→ Description of the task: Transcribe the listing below word for word.

→ Extracted information:

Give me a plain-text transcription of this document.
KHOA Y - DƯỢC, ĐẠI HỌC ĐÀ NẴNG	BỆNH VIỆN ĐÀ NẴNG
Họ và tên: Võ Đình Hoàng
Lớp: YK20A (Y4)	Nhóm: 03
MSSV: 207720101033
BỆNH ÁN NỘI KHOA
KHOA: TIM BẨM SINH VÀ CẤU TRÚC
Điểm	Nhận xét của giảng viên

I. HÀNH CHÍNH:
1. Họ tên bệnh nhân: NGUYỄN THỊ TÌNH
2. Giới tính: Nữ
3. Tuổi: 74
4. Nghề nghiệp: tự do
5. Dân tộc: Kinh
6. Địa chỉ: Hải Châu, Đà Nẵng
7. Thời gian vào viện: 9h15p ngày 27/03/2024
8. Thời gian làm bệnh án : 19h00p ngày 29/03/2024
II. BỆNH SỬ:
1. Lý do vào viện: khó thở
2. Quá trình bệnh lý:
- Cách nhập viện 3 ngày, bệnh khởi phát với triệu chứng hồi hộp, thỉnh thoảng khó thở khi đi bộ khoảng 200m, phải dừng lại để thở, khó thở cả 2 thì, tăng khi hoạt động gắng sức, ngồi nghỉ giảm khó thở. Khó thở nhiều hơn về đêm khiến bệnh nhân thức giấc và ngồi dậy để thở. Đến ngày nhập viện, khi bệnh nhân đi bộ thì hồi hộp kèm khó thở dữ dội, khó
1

→ Output of the task:
Give me a plain-text transcription of this document.
KHOA Y - DƯỢC, ĐẠI HỌC ĐÀ NẴNG	BỆNH VIỆN ĐÀ NẴNG
Họ và tên: Võ Đình Hoàng
Lớp: YK20A (Y4)	Nhóm: 03
MSSV: 207720101033
BỆNH ÁN NỘI KHOA
KHOA: TIM BẨM SINH VÀ CẤU TRÚC
Điểm	Nhận xét của giảng viên

I. HÀNH CHÍNH:
1. Họ tên bệnh nhân: NGUYỄN THỊ TÌNH
2. Giới tính: Nữ
3. Tuổi: 74
4. Nghề nghiệp: tự do
5. Dân tộc: Kinh
6. Địa chỉ: Hải Châu, Đà Nẵng
7. Thời gian vào viện: 9h15p ngày 27/03/2024
8. Thời gian làm bệnh án : 19h00p ngày 29/03/2024
II. BỆNH SỬ:
1. Lý do vào viện: khó thở
2. Quá trình bệnh lý:
- Cách nhập viện 3 ngày, bệnh khởi phát với triệu chứng hồi hộp, thỉnh thoảng khó thở khi đi bộ khoảng 200m, phải dừng lại để thở, khó thở cả 2 thì, tăng khi hoạt động gắng sức, ngồi nghỉ giảm khó thở. Khó thở nhiều hơn về đêm khiến bệnh nhân thức giấc và ngồi dậy để thở. Đến ngày nhập viện, khi bệnh nhân đi bộ thì hồi hộp kèm khó thở dữ dội, khó
1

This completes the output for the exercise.